──────── INFORMATION PROVIDED

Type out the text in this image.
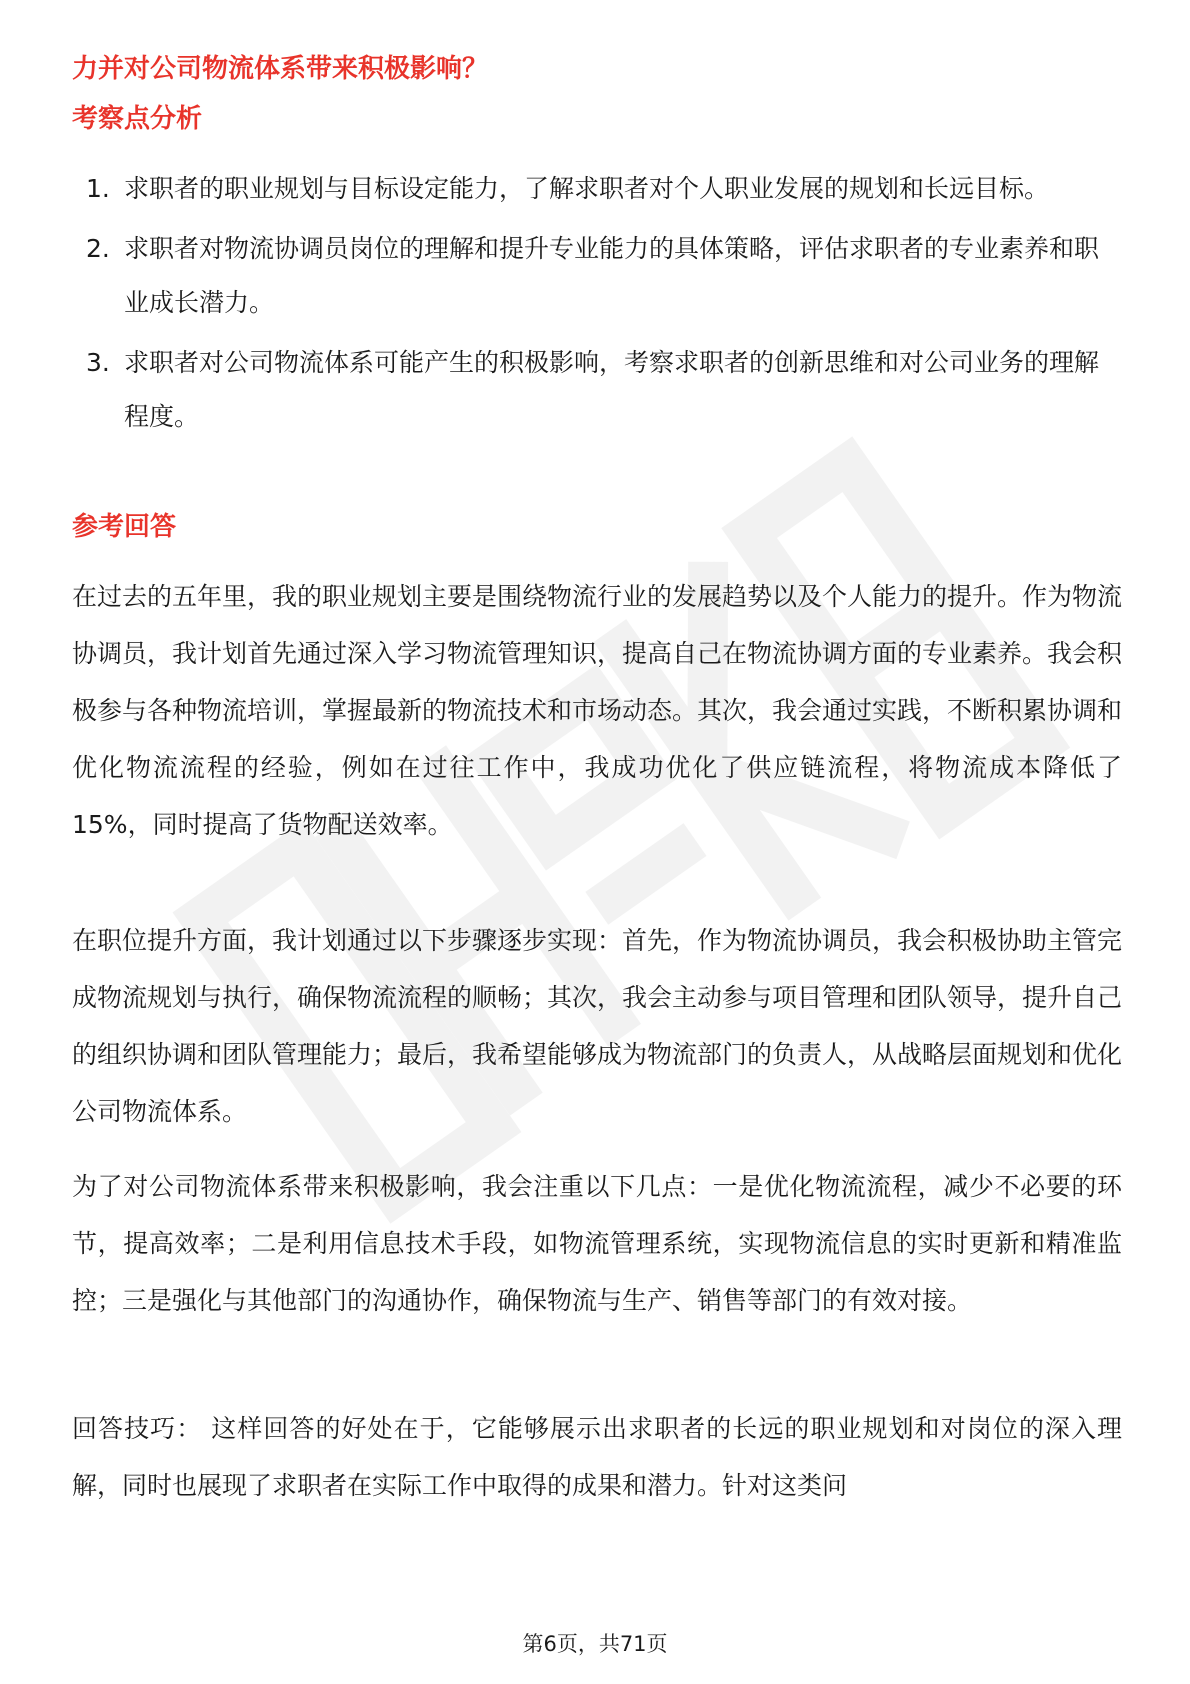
力并对公司物流体系带来积极影响？

考察点分析

1. 求职者的职业规划与目标设定能力，了解求职者对个人职业发展的规划和长远目标。
2. 求职者对物流协调员岗位的理解和提升专业能力的具体策略，评估求职者的专业素养和职业成长潜力。
3. 求职者对公司物流体系可能产生的积极影响，考察求职者的创新思维和对公司业务的理解程度。

参考回答

在过去的五年里，我的职业规划主要是围绕物流行业的发展趋势以及个人能力的提升。作为物流协调员，我计划首先通过深入学习物流管理知识，提高自己在物流协调方面的专业素养。我会积极参与各种物流培训，掌握最新的物流技术和市场动态。其次，我会通过实践，不断积累协调和优化物流流程的经验，例如在过往工作中，我成功优化了供应链流程，将物流成本降低了15%，同时提高了货物配送效率。

在职位提升方面，我计划通过以下步骤逐步实现：首先，作为物流协调员，我会积极协助主管完成物流规划与执行，确保物流流程的顺畅；其次，我会主动参与项目管理和团队领导，提升自己的组织协调和团队管理能力；最后，我希望能够成为物流部门的负责人，从战略层面规划和优化公司物流体系。

为了对公司物流体系带来积极影响，我会注重以下几点：一是优化物流流程，减少不必要的环节，提高效率；二是利用信息技术手段，如物流管理系统，实现物流信息的实时更新和精准监控；三是强化与其他部门的沟通协作，确保物流与生产、销售等部门的有效对接。

回答技巧： 这样回答的好处在于，它能够展示出求职者的长远的职业规划和对岗位的深入理解，同时也展现了求职者在实际工作中取得的成果和潜力。针对这类问

第6页，共71页
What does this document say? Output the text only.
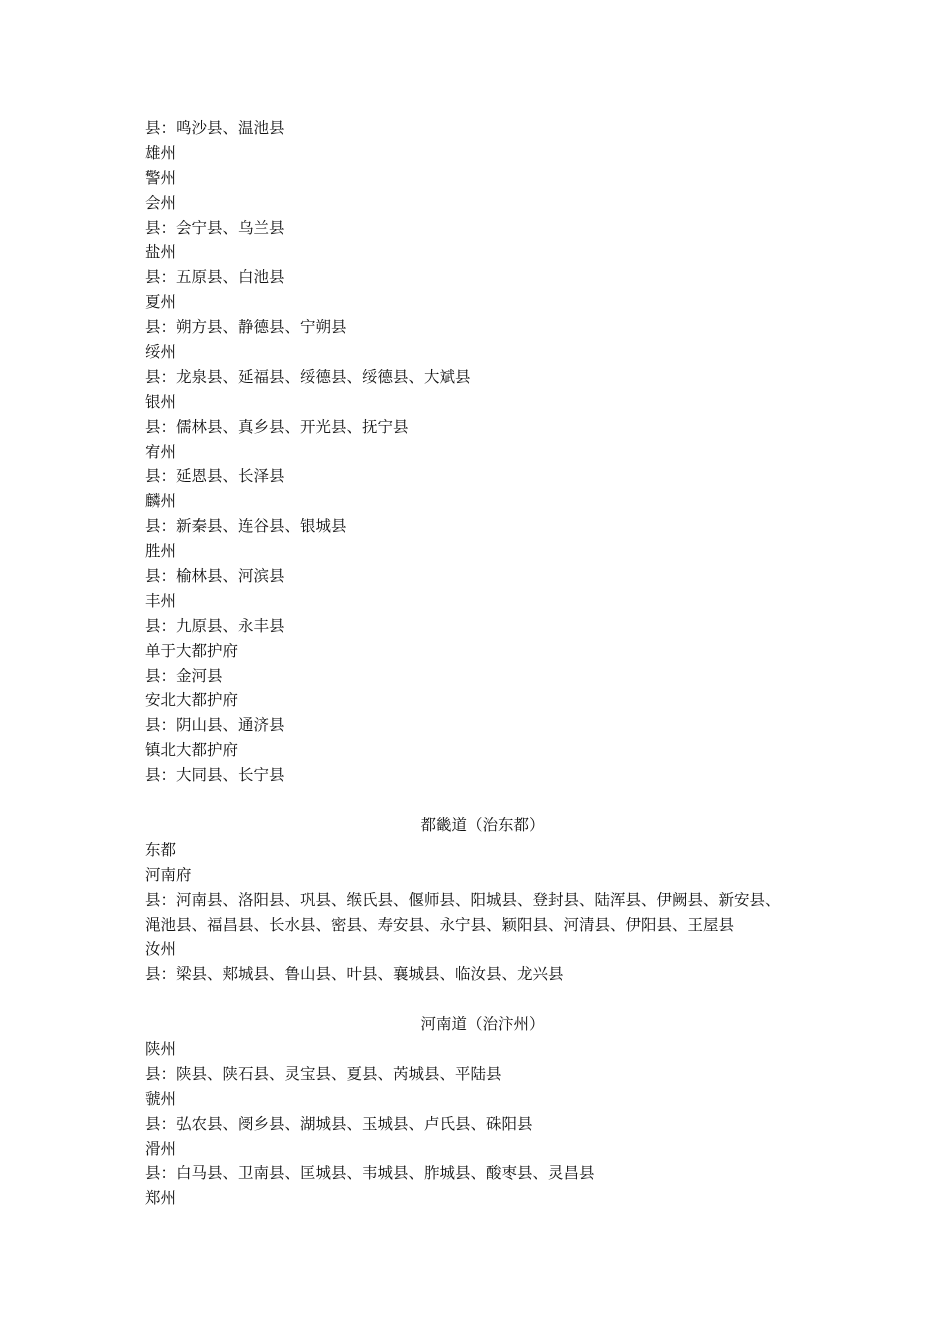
县：鸣沙县、温池县
雄州
警州
会州
县：会宁县、乌兰县
盐州
县：五原县、白池县
夏州
县：朔方县、静德县、宁朔县
绥州
县：龙泉县、延福县、绥德县、绥德县、大斌县
银州
县：儒林县、真乡县、开光县、抚宁县
宥州
县：延恩县、长泽县
麟州
县：新秦县、连谷县、银城县
胜州
县：榆林县、河滨县
丰州
县：九原县、永丰县
单于大都护府
县：金河县
安北大都护府
县：阴山县、通济县
镇北大都护府
县：大同县、长宁县
都畿道（治东都）
东都
河南府
县：河南县、洛阳县、巩县、缑氏县、偃师县、阳城县、登封县、陆浑县、伊阙县、新安县、
渑池县、福昌县、长水县、密县、寿安县、永宁县、颖阳县、河清县、伊阳县、王屋县
汝州
县：梁县、郏城县、鲁山县、叶县、襄城县、临汝县、龙兴县
河南道（治汴州）
陕州
县：陕县、陕石县、灵宝县、夏县、芮城县、平陆县
虢州
县：弘农县、阌乡县、湖城县、玉城县、卢氏县、硃阳县
滑州
县：白马县、卫南县、匡城县、韦城县、胙城县、酸枣县、灵昌县
郑州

────────────────

> **EXERCISE DETAILS**
Copy nothing outside the span: please output the lines from the one with "What does this" through the end of the entries above, and skip the pictures.

> **EXERCISE OUTPUT**
What does this document say? Output the text only.
县：鸣沙县、温池县
雄州
警州
会州
县：会宁县、乌兰县
盐州
县：五原县、白池县
夏州
县：朔方县、静德县、宁朔县
绥州
县：龙泉县、延福县、绥德县、绥德县、大斌县
银州
县：儒林县、真乡县、开光县、抚宁县
宥州
县：延恩县、长泽县
麟州
县：新秦县、连谷县、银城县
胜州
县：榆林县、河滨县
丰州
县：九原县、永丰县
单于大都护府
县：金河县
安北大都护府
县：阴山县、通济县
镇北大都护府
县：大同县、长宁县
都畿道（治东都）
东都
河南府
县：河南县、洛阳县、巩县、缑氏县、偃师县、阳城县、登封县、陆浑县、伊阙县、新安县、
渑池县、福昌县、长水县、密县、寿安县、永宁县、颖阳县、河清县、伊阳县、王屋县
汝州
县：梁县、郏城县、鲁山县、叶县、襄城县、临汝县、龙兴县
河南道（治汴州）
陕州
县：陕县、陕石县、灵宝县、夏县、芮城县、平陆县
虢州
县：弘农县、阌乡县、湖城县、玉城县、卢氏县、硃阳县
滑州
县：白马县、卫南县、匡城县、韦城县、胙城县、酸枣县、灵昌县
郑州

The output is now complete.